== EXERCISE OBJECTIVE ==
Transcribe the records below in full; pictures stay out of the copy.

== WORKING DATA ==

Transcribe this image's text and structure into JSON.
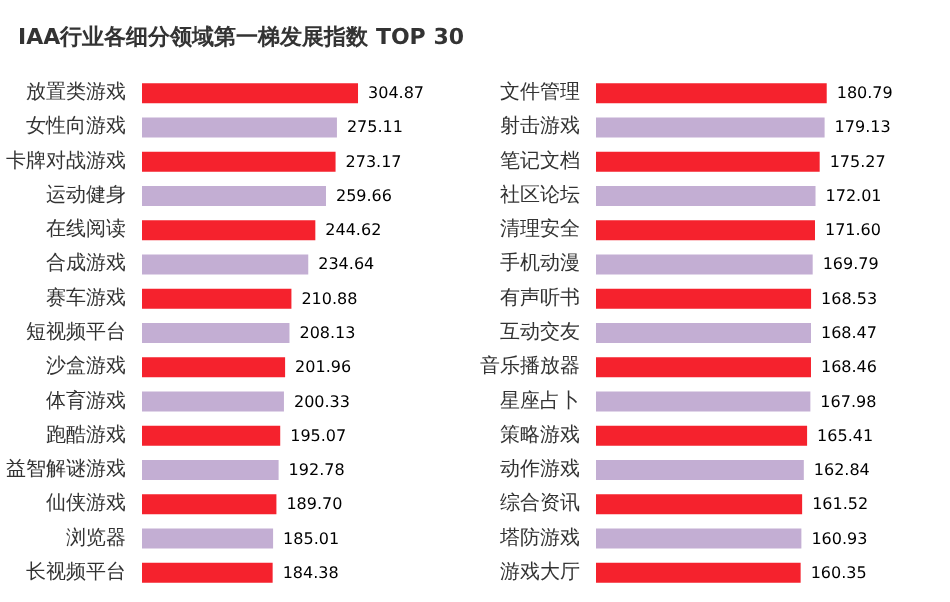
{
  "chart_data": [
    {
      "type": "bar",
      "orientation": "horizontal",
      "title": "IAA行业各细分领域第一梯发展指数 TOP 30",
      "categories": [
        "放置类游戏",
        "女性向游戏",
        "卡牌对战游戏",
        "运动健身",
        "在线阅读",
        "合成游戏",
        "赛车游戏",
        "短视频平台",
        "沙盒游戏",
        "体育游戏",
        "跑酷游戏",
        "益智解谜游戏",
        "仙侠游戏",
        "浏览器",
        "长视频平台"
      ],
      "values": [
        304.87,
        275.11,
        273.17,
        259.66,
        244.62,
        234.64,
        210.88,
        208.13,
        201.96,
        200.33,
        195.07,
        192.78,
        189.7,
        185.01,
        184.38
      ],
      "value_labels": [
        "304.87",
        "275.11",
        "273.17",
        "259.66",
        "244.62",
        "234.64",
        "210.88",
        "208.13",
        "201.96",
        "200.33",
        "195.07",
        "192.78",
        "189.70",
        "185.01",
        "184.38"
      ],
      "colors": [
        "#f5222d",
        "#c3aed3",
        "#f5222d",
        "#c3aed3",
        "#f5222d",
        "#c3aed3",
        "#f5222d",
        "#c3aed3",
        "#f5222d",
        "#c3aed3",
        "#f5222d",
        "#c3aed3",
        "#f5222d",
        "#c3aed3",
        "#f5222d"
      ]
    },
    {
      "type": "bar",
      "orientation": "horizontal",
      "categories": [
        "文件管理",
        "射击游戏",
        "笔记文档",
        "社区论坛",
        "清理安全",
        "手机动漫",
        "有声听书",
        "互动交友",
        "音乐播放器",
        "星座占卜",
        "策略游戏",
        "动作游戏",
        "综合资讯",
        "塔防游戏",
        "游戏大厅"
      ],
      "values": [
        180.79,
        179.13,
        175.27,
        172.01,
        171.6,
        169.79,
        168.53,
        168.47,
        168.46,
        167.98,
        165.41,
        162.84,
        161.52,
        160.93,
        160.35
      ],
      "value_labels": [
        "180.79",
        "179.13",
        "175.27",
        "172.01",
        "171.60",
        "169.79",
        "168.53",
        "168.47",
        "168.46",
        "167.98",
        "165.41",
        "162.84",
        "161.52",
        "160.93",
        "160.35"
      ],
      "colors": [
        "#f5222d",
        "#c3aed3",
        "#f5222d",
        "#c3aed3",
        "#f5222d",
        "#c3aed3",
        "#f5222d",
        "#c3aed3",
        "#f5222d",
        "#c3aed3",
        "#f5222d",
        "#c3aed3",
        "#f5222d",
        "#c3aed3",
        "#f5222d"
      ]
    }
  ]
}
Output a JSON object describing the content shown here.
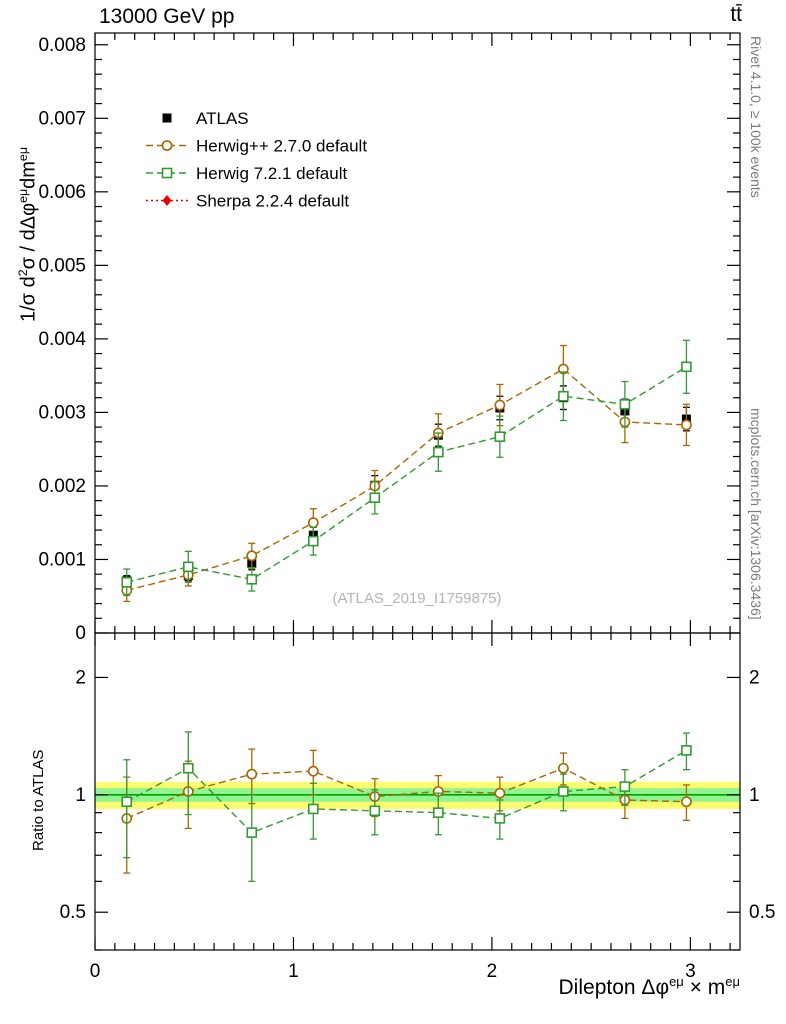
{
  "header": {
    "left": "13000 GeV pp",
    "right": "tt̄"
  },
  "watermark": "(ATLAS_2019_I1759875)",
  "right_margin": {
    "top": "Rivet 4.1.0, ≥ 100k events",
    "bottom": "mcplots.cern.ch [arXiv:1306.3436]"
  },
  "labels": {
    "main_ylabel_parts": [
      {
        "t": "1/"
      },
      {
        "t": "σ"
      },
      {
        "t": " d"
      },
      {
        "t": "2",
        "sup": true
      },
      {
        "t": "σ"
      },
      {
        "t": " / d"
      },
      {
        "t": "Δ"
      },
      {
        "t": "φ"
      },
      {
        "t": "eμ",
        "sup": true
      },
      {
        "t": "dm"
      },
      {
        "t": "eμ",
        "sup": true
      }
    ],
    "xlabel_parts": [
      {
        "t": "Dilepton "
      },
      {
        "t": "Δ"
      },
      {
        "t": "φ"
      },
      {
        "t": "eμ",
        "sup": true
      },
      {
        "t": " × m"
      },
      {
        "t": "eμ",
        "sup": true
      }
    ]
  },
  "chart_data": {
    "type": "scatter",
    "title": "13000 GeV pp",
    "xlabel": "Dilepton Δφ^{eμ} × m^{eμ}",
    "ylabel": "1/σ d²σ / dΔφ^{eμ} dm^{eμ}",
    "xlim": [
      0,
      3.25
    ],
    "x_centers": [
      0.16,
      0.47,
      0.79,
      1.1,
      1.41,
      1.73,
      2.04,
      2.36,
      2.67,
      2.98
    ],
    "xticks": {
      "major": [
        0,
        1,
        2,
        3
      ],
      "minor_step": 0.1
    },
    "main": {
      "ylim": [
        0,
        0.00816
      ],
      "ytick_step": 0.001,
      "ytick_minor": 0.0002,
      "grid": false
    },
    "ratio": {
      "ylabel": "Ratio to ATLAS",
      "ylog": true,
      "ylim": [
        0.4,
        2.6
      ],
      "yticks_major": [
        0.5,
        1,
        2
      ],
      "yticks_minor": [
        0.4,
        0.6,
        0.7,
        0.8,
        0.9
      ],
      "bands": [
        {
          "range": [
            0.92,
            1.08
          ],
          "color": "#fcfc70"
        },
        {
          "range": [
            0.96,
            1.04
          ],
          "color": "#90f590"
        }
      ],
      "line_color": "#00a000"
    },
    "series": [
      {
        "name": "ATLAS",
        "marker": "filled-square",
        "color": "#000000",
        "line": "none",
        "values": [
          0.00071,
          0.00078,
          0.00095,
          0.00133,
          0.00201,
          0.00269,
          0.00306,
          0.0032,
          0.00302,
          0.00291
        ],
        "errors": [
          7e-05,
          7e-05,
          9e-05,
          0.00011,
          0.00013,
          0.00015,
          0.00016,
          0.00016,
          0.00016,
          0.00016
        ],
        "ratio": [],
        "ratio_errors": []
      },
      {
        "name": "Herwig++ 2.7.0 default",
        "marker": "open-circle",
        "color": "#aa6600",
        "line": "dashed",
        "values": [
          0.00058,
          0.00079,
          0.00105,
          0.0015,
          0.002,
          0.00272,
          0.0031,
          0.00359,
          0.00287,
          0.00283
        ],
        "errors": [
          0.00015,
          0.00015,
          0.00017,
          0.00019,
          0.00021,
          0.00026,
          0.00028,
          0.00032,
          0.00028,
          0.00028
        ],
        "ratio": [
          0.87,
          1.02,
          1.13,
          1.15,
          0.99,
          1.02,
          1.01,
          1.17,
          0.97,
          0.96
        ],
        "ratio_errors": [
          0.24,
          0.2,
          0.18,
          0.15,
          0.11,
          0.1,
          0.1,
          0.11,
          0.1,
          0.1
        ]
      },
      {
        "name": "Herwig 7.2.1 default",
        "marker": "open-square",
        "color": "#339933",
        "line": "dashed",
        "values": [
          0.00069,
          0.0009,
          0.00073,
          0.00125,
          0.00184,
          0.00246,
          0.00267,
          0.00322,
          0.00311,
          0.00362
        ],
        "errors": [
          0.00018,
          0.00021,
          0.00016,
          0.00019,
          0.00022,
          0.00026,
          0.00028,
          0.00033,
          0.00031,
          0.00036
        ],
        "ratio": [
          0.96,
          1.17,
          0.8,
          0.92,
          0.91,
          0.9,
          0.87,
          1.02,
          1.05,
          1.3
        ],
        "ratio_errors": [
          0.27,
          0.28,
          0.2,
          0.15,
          0.12,
          0.11,
          0.1,
          0.11,
          0.11,
          0.14
        ]
      },
      {
        "name": "Sherpa 2.2.4 default",
        "marker": "filled-diamond",
        "color": "#e60000",
        "line": "dotted",
        "values": [],
        "errors": [],
        "ratio": [],
        "ratio_errors": []
      }
    ]
  }
}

== ANSWER TO THIS PROBLEM ==
Transcribe this image's text and structure into JSON.
{
  "chart_data": [
    {
      "type": "bar",
      "orientation": "horizontal",
      "title": "IAA行业各细分领域第一梯发展指数 TOP 30",
      "categories": [
        "放置类游戏",
        "女性向游戏",
        "卡牌对战游戏",
        "运动健身",
        "在线阅读",
        "合成游戏",
        "赛车游戏",
        "短视频平台",
        "沙盒游戏",
        "体育游戏",
        "跑酷游戏",
        "益智解谜游戏",
        "仙侠游戏",
        "浏览器",
        "长视频平台"
      ],
      "values": [
        304.87,
        275.11,
        273.17,
        259.66,
        244.62,
        234.64,
        210.88,
        208.13,
        201.96,
        200.33,
        195.07,
        192.78,
        189.7,
        185.01,
        184.38
      ],
      "value_labels": [
        "304.87",
        "275.11",
        "273.17",
        "259.66",
        "244.62",
        "234.64",
        "210.88",
        "208.13",
        "201.96",
        "200.33",
        "195.07",
        "192.78",
        "189.70",
        "185.01",
        "184.38"
      ],
      "colors": [
        "#f5222d",
        "#c3aed3",
        "#f5222d",
        "#c3aed3",
        "#f5222d",
        "#c3aed3",
        "#f5222d",
        "#c3aed3",
        "#f5222d",
        "#c3aed3",
        "#f5222d",
        "#c3aed3",
        "#f5222d",
        "#c3aed3",
        "#f5222d"
      ]
    },
    {
      "type": "bar",
      "orientation": "horizontal",
      "categories": [
        "文件管理",
        "射击游戏",
        "笔记文档",
        "社区论坛",
        "清理安全",
        "手机动漫",
        "有声听书",
        "互动交友",
        "音乐播放器",
        "星座占卜",
        "策略游戏",
        "动作游戏",
        "综合资讯",
        "塔防游戏",
        "游戏大厅"
      ],
      "values": [
        180.79,
        179.13,
        175.27,
        172.01,
        171.6,
        169.79,
        168.53,
        168.47,
        168.46,
        167.98,
        165.41,
        162.84,
        161.52,
        160.93,
        160.35
      ],
      "value_labels": [
        "180.79",
        "179.13",
        "175.27",
        "172.01",
        "171.60",
        "169.79",
        "168.53",
        "168.47",
        "168.46",
        "167.98",
        "165.41",
        "162.84",
        "161.52",
        "160.93",
        "160.35"
      ],
      "colors": [
        "#f5222d",
        "#c3aed3",
        "#f5222d",
        "#c3aed3",
        "#f5222d",
        "#c3aed3",
        "#f5222d",
        "#c3aed3",
        "#f5222d",
        "#c3aed3",
        "#f5222d",
        "#c3aed3",
        "#f5222d",
        "#c3aed3",
        "#f5222d"
      ]
    }
  ]
}
Output a JSON object describing the content shown here.
{
  "header": {
    "left": "13000 GeV pp",
    "right": "tt̄"
  },
  "watermark": "(ATLAS_2019_I1759875)",
  "right_margin": {
    "top": "Rivet 4.1.0, ≥ 100k events",
    "bottom": "mcplots.cern.ch [arXiv:1306.3436]"
  },
  "labels": {
    "main_ylabel_parts": [
      {
        "t": "1/"
      },
      {
        "t": "σ"
      },
      {
        "t": " d"
      },
      {
        "t": "2",
        "sup": true
      },
      {
        "t": "σ"
      },
      {
        "t": " / d"
      },
      {
        "t": "Δ"
      },
      {
        "t": "φ"
      },
      {
        "t": "eμ",
        "sup": true
      },
      {
        "t": "dm"
      },
      {
        "t": "eμ",
        "sup": true
      }
    ],
    "xlabel_parts": [
      {
        "t": "Dilepton "
      },
      {
        "t": "Δ"
      },
      {
        "t": "φ"
      },
      {
        "t": "eμ",
        "sup": true
      },
      {
        "t": " × m"
      },
      {
        "t": "eμ",
        "sup": true
      }
    ]
  },
  "chart_data": {
    "type": "scatter",
    "title": "13000 GeV pp",
    "xlabel": "Dilepton Δφ^{eμ} × m^{eμ}",
    "ylabel": "1/σ d²σ / dΔφ^{eμ} dm^{eμ}",
    "xlim": [
      0,
      3.25
    ],
    "x_centers": [
      0.16,
      0.47,
      0.79,
      1.1,
      1.41,
      1.73,
      2.04,
      2.36,
      2.67,
      2.98
    ],
    "xticks": {
      "major": [
        0,
        1,
        2,
        3
      ],
      "minor_step": 0.1
    },
    "main": {
      "ylim": [
        0,
        0.00816
      ],
      "ytick_step": 0.001,
      "ytick_minor": 0.0002,
      "grid": false
    },
    "ratio": {
      "ylabel": "Ratio to ATLAS",
      "ylog": true,
      "ylim": [
        0.4,
        2.6
      ],
      "yticks_major": [
        0.5,
        1,
        2
      ],
      "yticks_minor": [
        0.4,
        0.6,
        0.7,
        0.8,
        0.9
      ],
      "bands": [
        {
          "range": [
            0.92,
            1.08
          ],
          "color": "#fcfc70"
        },
        {
          "range": [
            0.96,
            1.04
          ],
          "color": "#90f590"
        }
      ],
      "line_color": "#00a000"
    },
    "series": [
      {
        "name": "ATLAS",
        "marker": "filled-square",
        "color": "#000000",
        "line": "none",
        "values": [
          0.00071,
          0.00078,
          0.00095,
          0.00133,
          0.00201,
          0.00269,
          0.00306,
          0.0032,
          0.00302,
          0.00291
        ],
        "errors": [
          7e-05,
          7e-05,
          9e-05,
          0.00011,
          0.00013,
          0.00015,
          0.00016,
          0.00016,
          0.00016,
          0.00016
        ],
        "ratio": [],
        "ratio_errors": []
      },
      {
        "name": "Herwig++ 2.7.0 default",
        "marker": "open-circle",
        "color": "#aa6600",
        "line": "dashed",
        "values": [
          0.00058,
          0.00079,
          0.00105,
          0.0015,
          0.002,
          0.00272,
          0.0031,
          0.00359,
          0.00287,
          0.00283
        ],
        "errors": [
          0.00015,
          0.00015,
          0.00017,
          0.00019,
          0.00021,
          0.00026,
          0.00028,
          0.00032,
          0.00028,
          0.00028
        ],
        "ratio": [
          0.87,
          1.02,
          1.13,
          1.15,
          0.99,
          1.02,
          1.01,
          1.17,
          0.97,
          0.96
        ],
        "ratio_errors": [
          0.24,
          0.2,
          0.18,
          0.15,
          0.11,
          0.1,
          0.1,
          0.11,
          0.1,
          0.1
        ]
      },
      {
        "name": "Herwig 7.2.1 default",
        "marker": "open-square",
        "color": "#339933",
        "line": "dashed",
        "values": [
          0.00069,
          0.0009,
          0.00073,
          0.00125,
          0.00184,
          0.00246,
          0.00267,
          0.00322,
          0.00311,
          0.00362
        ],
        "errors": [
          0.00018,
          0.00021,
          0.00016,
          0.00019,
          0.00022,
          0.00026,
          0.00028,
          0.00033,
          0.00031,
          0.00036
        ],
        "ratio": [
          0.96,
          1.17,
          0.8,
          0.92,
          0.91,
          0.9,
          0.87,
          1.02,
          1.05,
          1.3
        ],
        "ratio_errors": [
          0.27,
          0.28,
          0.2,
          0.15,
          0.12,
          0.11,
          0.1,
          0.11,
          0.11,
          0.14
        ]
      },
      {
        "name": "Sherpa 2.2.4 default",
        "marker": "filled-diamond",
        "color": "#e60000",
        "line": "dotted",
        "values": [],
        "errors": [],
        "ratio": [],
        "ratio_errors": []
      }
    ]
  }
}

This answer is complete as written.